* _Problem to work on_
Select from the records below every line that has the word "significance" in it.
□ □ □ □ □
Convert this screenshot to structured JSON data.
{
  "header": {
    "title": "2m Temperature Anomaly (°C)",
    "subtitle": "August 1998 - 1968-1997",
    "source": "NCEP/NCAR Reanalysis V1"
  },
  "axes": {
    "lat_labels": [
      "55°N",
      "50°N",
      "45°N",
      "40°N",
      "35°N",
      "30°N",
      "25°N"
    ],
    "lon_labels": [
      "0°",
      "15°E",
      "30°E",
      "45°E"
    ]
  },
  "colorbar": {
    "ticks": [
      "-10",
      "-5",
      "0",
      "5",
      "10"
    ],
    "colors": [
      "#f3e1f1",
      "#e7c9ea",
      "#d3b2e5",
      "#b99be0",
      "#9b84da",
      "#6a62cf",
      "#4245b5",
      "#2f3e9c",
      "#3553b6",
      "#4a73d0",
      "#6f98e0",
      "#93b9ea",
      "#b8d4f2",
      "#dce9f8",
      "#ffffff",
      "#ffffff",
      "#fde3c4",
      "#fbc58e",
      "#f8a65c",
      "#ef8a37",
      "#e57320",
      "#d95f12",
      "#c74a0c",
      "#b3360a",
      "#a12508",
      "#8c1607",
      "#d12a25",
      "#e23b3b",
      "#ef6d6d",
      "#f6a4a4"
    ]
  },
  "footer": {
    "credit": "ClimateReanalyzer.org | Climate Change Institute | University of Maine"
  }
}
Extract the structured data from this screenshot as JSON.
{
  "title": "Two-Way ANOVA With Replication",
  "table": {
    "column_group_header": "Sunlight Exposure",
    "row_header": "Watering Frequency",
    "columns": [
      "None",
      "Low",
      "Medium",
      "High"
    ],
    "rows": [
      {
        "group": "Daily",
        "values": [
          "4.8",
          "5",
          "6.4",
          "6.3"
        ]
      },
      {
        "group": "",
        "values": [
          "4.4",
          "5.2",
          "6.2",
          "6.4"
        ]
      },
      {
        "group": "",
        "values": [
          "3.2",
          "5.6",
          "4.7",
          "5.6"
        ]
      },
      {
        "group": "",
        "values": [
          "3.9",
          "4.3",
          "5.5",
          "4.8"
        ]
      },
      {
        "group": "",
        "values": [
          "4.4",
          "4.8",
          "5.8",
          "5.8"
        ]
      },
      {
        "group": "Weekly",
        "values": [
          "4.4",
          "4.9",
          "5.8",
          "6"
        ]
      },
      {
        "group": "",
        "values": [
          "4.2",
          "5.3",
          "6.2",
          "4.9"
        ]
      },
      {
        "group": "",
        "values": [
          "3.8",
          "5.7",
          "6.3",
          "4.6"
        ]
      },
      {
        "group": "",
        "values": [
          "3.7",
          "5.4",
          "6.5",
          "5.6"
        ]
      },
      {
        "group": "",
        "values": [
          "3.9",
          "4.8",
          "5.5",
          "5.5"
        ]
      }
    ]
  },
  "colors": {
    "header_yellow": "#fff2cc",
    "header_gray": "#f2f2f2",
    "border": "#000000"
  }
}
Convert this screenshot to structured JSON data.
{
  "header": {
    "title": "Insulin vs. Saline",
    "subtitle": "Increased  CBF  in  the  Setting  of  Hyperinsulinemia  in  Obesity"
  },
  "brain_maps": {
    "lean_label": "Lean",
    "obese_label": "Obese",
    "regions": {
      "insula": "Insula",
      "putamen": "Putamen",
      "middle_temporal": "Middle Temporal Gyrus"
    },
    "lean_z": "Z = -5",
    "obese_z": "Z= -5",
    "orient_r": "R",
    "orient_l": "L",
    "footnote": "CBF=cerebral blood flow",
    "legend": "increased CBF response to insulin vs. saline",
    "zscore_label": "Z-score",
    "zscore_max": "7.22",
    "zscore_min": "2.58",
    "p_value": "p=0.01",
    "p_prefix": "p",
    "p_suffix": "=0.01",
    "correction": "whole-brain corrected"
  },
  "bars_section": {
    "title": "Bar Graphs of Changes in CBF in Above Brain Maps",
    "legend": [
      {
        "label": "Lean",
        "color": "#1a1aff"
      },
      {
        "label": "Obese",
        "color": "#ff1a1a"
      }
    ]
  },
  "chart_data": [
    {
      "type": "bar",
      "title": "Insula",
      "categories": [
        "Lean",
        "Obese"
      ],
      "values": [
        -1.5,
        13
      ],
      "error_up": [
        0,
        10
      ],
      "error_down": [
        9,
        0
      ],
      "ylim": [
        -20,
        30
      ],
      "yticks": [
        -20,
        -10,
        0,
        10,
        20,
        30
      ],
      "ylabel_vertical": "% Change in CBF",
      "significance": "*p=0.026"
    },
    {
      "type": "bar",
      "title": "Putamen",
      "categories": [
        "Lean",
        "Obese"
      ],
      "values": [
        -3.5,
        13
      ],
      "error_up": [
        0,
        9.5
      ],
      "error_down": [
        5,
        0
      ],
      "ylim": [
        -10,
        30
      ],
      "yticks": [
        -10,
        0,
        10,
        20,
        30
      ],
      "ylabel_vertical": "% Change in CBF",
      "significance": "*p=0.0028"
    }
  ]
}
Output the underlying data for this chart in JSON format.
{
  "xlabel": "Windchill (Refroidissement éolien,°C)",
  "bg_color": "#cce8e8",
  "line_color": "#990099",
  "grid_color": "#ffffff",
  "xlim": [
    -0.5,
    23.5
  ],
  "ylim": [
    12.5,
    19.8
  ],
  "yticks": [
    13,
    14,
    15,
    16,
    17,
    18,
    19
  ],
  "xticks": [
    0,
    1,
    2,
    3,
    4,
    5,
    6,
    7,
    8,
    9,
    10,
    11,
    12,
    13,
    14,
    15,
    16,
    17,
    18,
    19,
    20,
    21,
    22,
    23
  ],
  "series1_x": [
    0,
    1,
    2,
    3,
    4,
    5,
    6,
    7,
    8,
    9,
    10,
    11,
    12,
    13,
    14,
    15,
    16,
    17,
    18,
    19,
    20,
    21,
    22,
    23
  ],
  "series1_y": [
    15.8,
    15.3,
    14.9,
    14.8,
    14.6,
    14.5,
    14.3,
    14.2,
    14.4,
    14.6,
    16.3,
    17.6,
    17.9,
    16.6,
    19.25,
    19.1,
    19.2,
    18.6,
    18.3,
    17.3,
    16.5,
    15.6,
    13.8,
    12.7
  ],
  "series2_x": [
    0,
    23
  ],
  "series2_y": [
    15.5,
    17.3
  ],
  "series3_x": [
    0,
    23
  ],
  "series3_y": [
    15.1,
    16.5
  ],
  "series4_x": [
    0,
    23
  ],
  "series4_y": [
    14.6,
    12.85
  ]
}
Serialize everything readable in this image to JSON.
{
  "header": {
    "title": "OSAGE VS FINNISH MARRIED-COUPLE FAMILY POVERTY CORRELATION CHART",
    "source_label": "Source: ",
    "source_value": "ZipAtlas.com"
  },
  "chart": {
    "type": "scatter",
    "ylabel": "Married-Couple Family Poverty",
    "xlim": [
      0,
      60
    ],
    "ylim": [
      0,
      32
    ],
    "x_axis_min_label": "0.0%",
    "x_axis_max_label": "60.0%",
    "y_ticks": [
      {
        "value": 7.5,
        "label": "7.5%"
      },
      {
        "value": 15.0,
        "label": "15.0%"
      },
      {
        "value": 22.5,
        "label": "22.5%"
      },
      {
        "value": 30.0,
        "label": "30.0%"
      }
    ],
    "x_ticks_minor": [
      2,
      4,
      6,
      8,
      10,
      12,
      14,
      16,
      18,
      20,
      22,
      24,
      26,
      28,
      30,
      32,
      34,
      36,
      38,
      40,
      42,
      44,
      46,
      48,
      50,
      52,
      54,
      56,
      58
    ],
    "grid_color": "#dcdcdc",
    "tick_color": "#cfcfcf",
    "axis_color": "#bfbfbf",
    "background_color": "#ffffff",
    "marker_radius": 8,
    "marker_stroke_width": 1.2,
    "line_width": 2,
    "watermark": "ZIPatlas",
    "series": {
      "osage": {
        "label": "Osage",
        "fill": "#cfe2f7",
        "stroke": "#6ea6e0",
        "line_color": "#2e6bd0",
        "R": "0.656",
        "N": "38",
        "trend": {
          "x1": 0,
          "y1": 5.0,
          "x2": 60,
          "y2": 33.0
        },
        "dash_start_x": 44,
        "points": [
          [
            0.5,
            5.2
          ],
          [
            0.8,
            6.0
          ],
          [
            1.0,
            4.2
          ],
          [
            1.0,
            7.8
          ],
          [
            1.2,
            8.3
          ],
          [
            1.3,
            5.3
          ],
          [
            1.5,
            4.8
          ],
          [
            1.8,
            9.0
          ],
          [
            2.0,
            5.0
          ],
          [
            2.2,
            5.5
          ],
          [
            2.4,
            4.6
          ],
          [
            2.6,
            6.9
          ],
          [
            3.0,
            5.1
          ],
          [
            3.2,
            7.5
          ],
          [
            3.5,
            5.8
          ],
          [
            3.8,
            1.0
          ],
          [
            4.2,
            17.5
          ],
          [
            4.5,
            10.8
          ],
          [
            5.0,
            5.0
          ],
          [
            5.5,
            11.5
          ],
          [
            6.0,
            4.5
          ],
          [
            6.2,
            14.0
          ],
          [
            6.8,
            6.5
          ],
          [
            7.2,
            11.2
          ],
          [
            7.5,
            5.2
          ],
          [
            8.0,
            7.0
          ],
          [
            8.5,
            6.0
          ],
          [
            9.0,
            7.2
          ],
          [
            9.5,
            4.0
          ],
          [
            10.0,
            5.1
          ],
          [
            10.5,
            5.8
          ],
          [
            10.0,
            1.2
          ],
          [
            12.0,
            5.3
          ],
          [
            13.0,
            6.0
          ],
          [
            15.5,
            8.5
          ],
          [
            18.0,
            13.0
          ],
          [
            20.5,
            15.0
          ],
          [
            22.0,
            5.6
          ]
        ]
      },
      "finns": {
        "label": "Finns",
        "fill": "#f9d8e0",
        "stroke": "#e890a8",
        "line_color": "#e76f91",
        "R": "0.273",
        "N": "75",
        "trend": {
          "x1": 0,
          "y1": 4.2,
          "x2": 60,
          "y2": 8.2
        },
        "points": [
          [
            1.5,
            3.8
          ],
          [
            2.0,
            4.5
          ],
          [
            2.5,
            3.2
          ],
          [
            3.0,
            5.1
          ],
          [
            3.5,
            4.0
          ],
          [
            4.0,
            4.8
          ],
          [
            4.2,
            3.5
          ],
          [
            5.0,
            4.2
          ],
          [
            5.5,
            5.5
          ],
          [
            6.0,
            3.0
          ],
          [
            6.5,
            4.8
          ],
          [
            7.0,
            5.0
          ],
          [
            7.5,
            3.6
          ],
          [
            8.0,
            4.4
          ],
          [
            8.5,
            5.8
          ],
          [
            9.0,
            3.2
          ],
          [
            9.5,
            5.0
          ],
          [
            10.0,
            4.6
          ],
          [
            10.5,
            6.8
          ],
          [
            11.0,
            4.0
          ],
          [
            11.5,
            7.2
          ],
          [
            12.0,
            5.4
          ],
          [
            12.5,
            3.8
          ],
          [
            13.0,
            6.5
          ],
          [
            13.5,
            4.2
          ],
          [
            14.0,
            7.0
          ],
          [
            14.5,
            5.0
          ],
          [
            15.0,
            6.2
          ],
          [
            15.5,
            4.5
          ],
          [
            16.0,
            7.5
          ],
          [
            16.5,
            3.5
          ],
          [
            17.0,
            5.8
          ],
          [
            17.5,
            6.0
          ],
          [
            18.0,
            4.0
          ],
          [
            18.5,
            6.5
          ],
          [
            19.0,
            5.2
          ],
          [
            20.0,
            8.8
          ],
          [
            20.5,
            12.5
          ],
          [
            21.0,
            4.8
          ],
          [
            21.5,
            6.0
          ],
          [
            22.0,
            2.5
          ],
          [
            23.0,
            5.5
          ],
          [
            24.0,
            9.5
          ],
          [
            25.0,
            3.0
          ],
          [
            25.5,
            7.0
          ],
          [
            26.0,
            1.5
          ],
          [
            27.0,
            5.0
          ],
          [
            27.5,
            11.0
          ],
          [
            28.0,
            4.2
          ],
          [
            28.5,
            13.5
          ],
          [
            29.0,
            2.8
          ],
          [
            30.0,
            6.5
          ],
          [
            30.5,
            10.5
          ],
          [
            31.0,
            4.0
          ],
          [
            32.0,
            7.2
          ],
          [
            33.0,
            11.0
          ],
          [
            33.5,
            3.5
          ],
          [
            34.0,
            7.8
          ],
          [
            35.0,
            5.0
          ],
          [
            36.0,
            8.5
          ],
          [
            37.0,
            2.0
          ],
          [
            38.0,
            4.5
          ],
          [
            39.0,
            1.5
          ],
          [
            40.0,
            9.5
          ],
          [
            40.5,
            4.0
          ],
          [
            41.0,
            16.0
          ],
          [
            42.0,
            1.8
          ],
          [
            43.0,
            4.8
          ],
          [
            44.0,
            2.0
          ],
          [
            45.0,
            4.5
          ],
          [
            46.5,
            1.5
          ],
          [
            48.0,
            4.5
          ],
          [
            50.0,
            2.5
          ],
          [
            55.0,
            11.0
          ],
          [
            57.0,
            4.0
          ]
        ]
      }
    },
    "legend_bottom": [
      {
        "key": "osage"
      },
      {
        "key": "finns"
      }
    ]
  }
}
□ □ □ □ □
* _Response_
      "significance": "*p=0.026"
      "significance": "*p=0.0028"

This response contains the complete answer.